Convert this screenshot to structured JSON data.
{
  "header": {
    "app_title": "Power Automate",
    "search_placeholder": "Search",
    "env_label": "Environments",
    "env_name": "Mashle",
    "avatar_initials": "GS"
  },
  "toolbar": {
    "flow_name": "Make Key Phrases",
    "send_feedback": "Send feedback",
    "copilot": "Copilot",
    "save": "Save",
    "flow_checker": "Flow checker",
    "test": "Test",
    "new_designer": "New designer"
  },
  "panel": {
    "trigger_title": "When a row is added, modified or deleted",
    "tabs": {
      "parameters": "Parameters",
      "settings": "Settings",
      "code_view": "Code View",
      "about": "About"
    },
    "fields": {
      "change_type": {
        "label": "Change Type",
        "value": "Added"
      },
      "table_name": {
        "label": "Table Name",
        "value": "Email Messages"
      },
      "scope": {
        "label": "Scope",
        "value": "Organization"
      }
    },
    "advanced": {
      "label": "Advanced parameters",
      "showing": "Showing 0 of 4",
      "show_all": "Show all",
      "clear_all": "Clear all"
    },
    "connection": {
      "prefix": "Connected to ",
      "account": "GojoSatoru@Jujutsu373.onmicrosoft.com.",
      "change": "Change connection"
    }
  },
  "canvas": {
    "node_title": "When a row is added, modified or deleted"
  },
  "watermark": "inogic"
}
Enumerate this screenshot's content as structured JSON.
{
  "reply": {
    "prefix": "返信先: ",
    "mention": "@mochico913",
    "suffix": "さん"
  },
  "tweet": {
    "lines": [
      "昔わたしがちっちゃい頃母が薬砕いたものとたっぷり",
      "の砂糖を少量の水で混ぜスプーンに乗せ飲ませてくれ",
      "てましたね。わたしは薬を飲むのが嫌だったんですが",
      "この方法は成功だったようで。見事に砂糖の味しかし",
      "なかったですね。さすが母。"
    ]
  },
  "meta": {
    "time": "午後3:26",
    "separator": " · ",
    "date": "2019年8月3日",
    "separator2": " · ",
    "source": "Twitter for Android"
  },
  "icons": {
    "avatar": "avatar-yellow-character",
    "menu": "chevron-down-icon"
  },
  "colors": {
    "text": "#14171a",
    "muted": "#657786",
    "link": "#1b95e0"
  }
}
★ ★ ★ ★
## Written exercise
Would you write down every record again, exactly?

## Output of the exercise
Convert this screenshot to structured JSON data.
{
  "header": {
    "app_title": "Power Automate",
    "search_placeholder": "Search",
    "env_label": "Environments",
    "env_name": "Mashle",
    "avatar_initials": "GS"
  },
  "toolbar": {
    "flow_name": "Make Key Phrases",
    "send_feedback": "Send feedback",
    "copilot": "Copilot",
    "save": "Save",
    "flow_checker": "Flow checker",
    "test": "Test",
    "new_designer": "New designer"
  },
  "panel": {
    "trigger_title": "When a row is added, modified or deleted",
    "tabs": {
      "parameters": "Parameters",
      "settings": "Settings",
      "code_view": "Code View",
      "about": "About"
    },
    "fields": {
      "change_type": {
        "label": "Change Type",
        "value": "Added"
      },
      "table_name": {
        "label": "Table Name",
        "value": "Email Messages"
      },
      "scope": {
        "label": "Scope",
        "value": "Organization"
      }
    },
    "advanced": {
      "label": "Advanced parameters",
      "showing": "Showing 0 of 4",
      "show_all": "Show all",
      "clear_all": "Clear all"
    },
    "connection": {
      "prefix": "Connected to ",
      "account": "GojoSatoru@Jujutsu373.onmicrosoft.com.",
      "change": "Change connection"
    }
  },
  "canvas": {
    "node_title": "When a row is added, modified or deleted"
  },
  "watermark": "inogic"
}
Enumerate this screenshot's content as structured JSON.
{
  "reply": {
    "prefix": "返信先: ",
    "mention": "@mochico913",
    "suffix": "さん"
  },
  "tweet": {
    "lines": [
      "昔わたしがちっちゃい頃母が薬砕いたものとたっぷり",
      "の砂糖を少量の水で混ぜスプーンに乗せ飲ませてくれ",
      "てましたね。わたしは薬を飲むのが嫌だったんですが",
      "この方法は成功だったようで。見事に砂糖の味しかし",
      "なかったですね。さすが母。"
    ]
  },
  "meta": {
    "time": "午後3:26",
    "separator": " · ",
    "date": "2019年8月3日",
    "separator2": " · ",
    "source": "Twitter for Android"
  },
  "icons": {
    "avatar": "avatar-yellow-character",
    "menu": "chevron-down-icon"
  },
  "colors": {
    "text": "#14171a",
    "muted": "#657786",
    "link": "#1b95e0"
  }
}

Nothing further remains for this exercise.